(What to work on) Your task is to output the data exactly as it stands.

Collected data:

>>>>>

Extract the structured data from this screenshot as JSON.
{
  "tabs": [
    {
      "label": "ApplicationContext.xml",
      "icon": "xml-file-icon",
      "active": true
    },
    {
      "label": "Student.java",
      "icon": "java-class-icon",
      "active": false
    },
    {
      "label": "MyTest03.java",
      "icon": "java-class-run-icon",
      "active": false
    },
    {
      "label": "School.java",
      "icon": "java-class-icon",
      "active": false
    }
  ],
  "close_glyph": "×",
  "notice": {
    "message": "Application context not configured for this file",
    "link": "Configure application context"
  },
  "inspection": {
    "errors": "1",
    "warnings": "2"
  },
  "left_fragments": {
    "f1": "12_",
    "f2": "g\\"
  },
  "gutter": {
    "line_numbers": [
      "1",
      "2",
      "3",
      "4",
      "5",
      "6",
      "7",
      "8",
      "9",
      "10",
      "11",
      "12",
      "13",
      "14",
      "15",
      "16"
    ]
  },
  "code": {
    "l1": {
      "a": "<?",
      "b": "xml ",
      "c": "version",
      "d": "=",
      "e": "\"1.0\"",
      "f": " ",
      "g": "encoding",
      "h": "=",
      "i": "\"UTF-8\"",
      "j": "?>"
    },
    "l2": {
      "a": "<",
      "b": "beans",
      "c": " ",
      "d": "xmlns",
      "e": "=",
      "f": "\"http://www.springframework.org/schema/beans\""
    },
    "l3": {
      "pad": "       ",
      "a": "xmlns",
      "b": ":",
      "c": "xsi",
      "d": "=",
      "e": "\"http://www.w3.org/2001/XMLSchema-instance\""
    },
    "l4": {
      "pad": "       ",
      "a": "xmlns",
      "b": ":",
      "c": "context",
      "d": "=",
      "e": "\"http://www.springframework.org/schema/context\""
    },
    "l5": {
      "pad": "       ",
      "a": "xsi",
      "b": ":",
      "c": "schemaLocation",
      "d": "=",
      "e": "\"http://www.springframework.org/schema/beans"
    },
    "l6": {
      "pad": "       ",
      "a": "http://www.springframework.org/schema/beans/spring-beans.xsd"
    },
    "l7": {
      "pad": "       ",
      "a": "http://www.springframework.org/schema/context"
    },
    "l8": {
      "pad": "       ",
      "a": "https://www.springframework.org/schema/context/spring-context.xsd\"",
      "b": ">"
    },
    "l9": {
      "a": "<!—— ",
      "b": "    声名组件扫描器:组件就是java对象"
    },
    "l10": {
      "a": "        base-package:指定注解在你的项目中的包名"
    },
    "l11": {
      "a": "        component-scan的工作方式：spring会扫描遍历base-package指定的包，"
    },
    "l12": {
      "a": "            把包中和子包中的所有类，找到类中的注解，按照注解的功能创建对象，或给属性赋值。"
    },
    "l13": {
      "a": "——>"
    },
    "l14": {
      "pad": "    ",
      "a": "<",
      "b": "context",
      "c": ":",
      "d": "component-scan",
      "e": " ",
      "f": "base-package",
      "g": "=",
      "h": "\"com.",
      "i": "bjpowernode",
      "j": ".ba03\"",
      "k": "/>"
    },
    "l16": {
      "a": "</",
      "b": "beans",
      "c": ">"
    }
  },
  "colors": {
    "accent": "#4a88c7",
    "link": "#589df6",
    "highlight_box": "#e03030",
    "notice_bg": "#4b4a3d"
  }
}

<<<<<

(Answer to the exercise)
Extract the structured data from this screenshot as JSON.
{
  "tabs": [
    {
      "label": "ApplicationContext.xml",
      "icon": "xml-file-icon",
      "active": true
    },
    {
      "label": "Student.java",
      "icon": "java-class-icon",
      "active": false
    },
    {
      "label": "MyTest03.java",
      "icon": "java-class-run-icon",
      "active": false
    },
    {
      "label": "School.java",
      "icon": "java-class-icon",
      "active": false
    }
  ],
  "close_glyph": "×",
  "notice": {
    "message": "Application context not configured for this file",
    "link": "Configure application context"
  },
  "inspection": {
    "errors": "1",
    "warnings": "2"
  },
  "left_fragments": {
    "f1": "12_",
    "f2": "g\\"
  },
  "gutter": {
    "line_numbers": [
      "1",
      "2",
      "3",
      "4",
      "5",
      "6",
      "7",
      "8",
      "9",
      "10",
      "11",
      "12",
      "13",
      "14",
      "15",
      "16"
    ]
  },
  "code": {
    "l1": {
      "a": "<?",
      "b": "xml ",
      "c": "version",
      "d": "=",
      "e": "\"1.0\"",
      "f": " ",
      "g": "encoding",
      "h": "=",
      "i": "\"UTF-8\"",
      "j": "?>"
    },
    "l2": {
      "a": "<",
      "b": "beans",
      "c": " ",
      "d": "xmlns",
      "e": "=",
      "f": "\"http://www.springframework.org/schema/beans\""
    },
    "l3": {
      "pad": "       ",
      "a": "xmlns",
      "b": ":",
      "c": "xsi",
      "d": "=",
      "e": "\"http://www.w3.org/2001/XMLSchema-instance\""
    },
    "l4": {
      "pad": "       ",
      "a": "xmlns",
      "b": ":",
      "c": "context",
      "d": "=",
      "e": "\"http://www.springframework.org/schema/context\""
    },
    "l5": {
      "pad": "       ",
      "a": "xsi",
      "b": ":",
      "c": "schemaLocation",
      "d": "=",
      "e": "\"http://www.springframework.org/schema/beans"
    },
    "l6": {
      "pad": "       ",
      "a": "http://www.springframework.org/schema/beans/spring-beans.xsd"
    },
    "l7": {
      "pad": "       ",
      "a": "http://www.springframework.org/schema/context"
    },
    "l8": {
      "pad": "       ",
      "a": "https://www.springframework.org/schema/context/spring-context.xsd\"",
      "b": ">"
    },
    "l9": {
      "a": "<!—— ",
      "b": "    声名组件扫描器:组件就是java对象"
    },
    "l10": {
      "a": "        base-package:指定注解在你的项目中的包名"
    },
    "l11": {
      "a": "        component-scan的工作方式：spring会扫描遍历base-package指定的包，"
    },
    "l12": {
      "a": "            把包中和子包中的所有类，找到类中的注解，按照注解的功能创建对象，或给属性赋值。"
    },
    "l13": {
      "a": "——>"
    },
    "l14": {
      "pad": "    ",
      "a": "<",
      "b": "context",
      "c": ":",
      "d": "component-scan",
      "e": " ",
      "f": "base-package",
      "g": "=",
      "h": "\"com.",
      "i": "bjpowernode",
      "j": ".ba03\"",
      "k": "/>"
    },
    "l16": {
      "a": "</",
      "b": "beans",
      "c": ">"
    }
  },
  "colors": {
    "accent": "#4a88c7",
    "link": "#589df6",
    "highlight_box": "#e03030",
    "notice_bg": "#4b4a3d"
  }
}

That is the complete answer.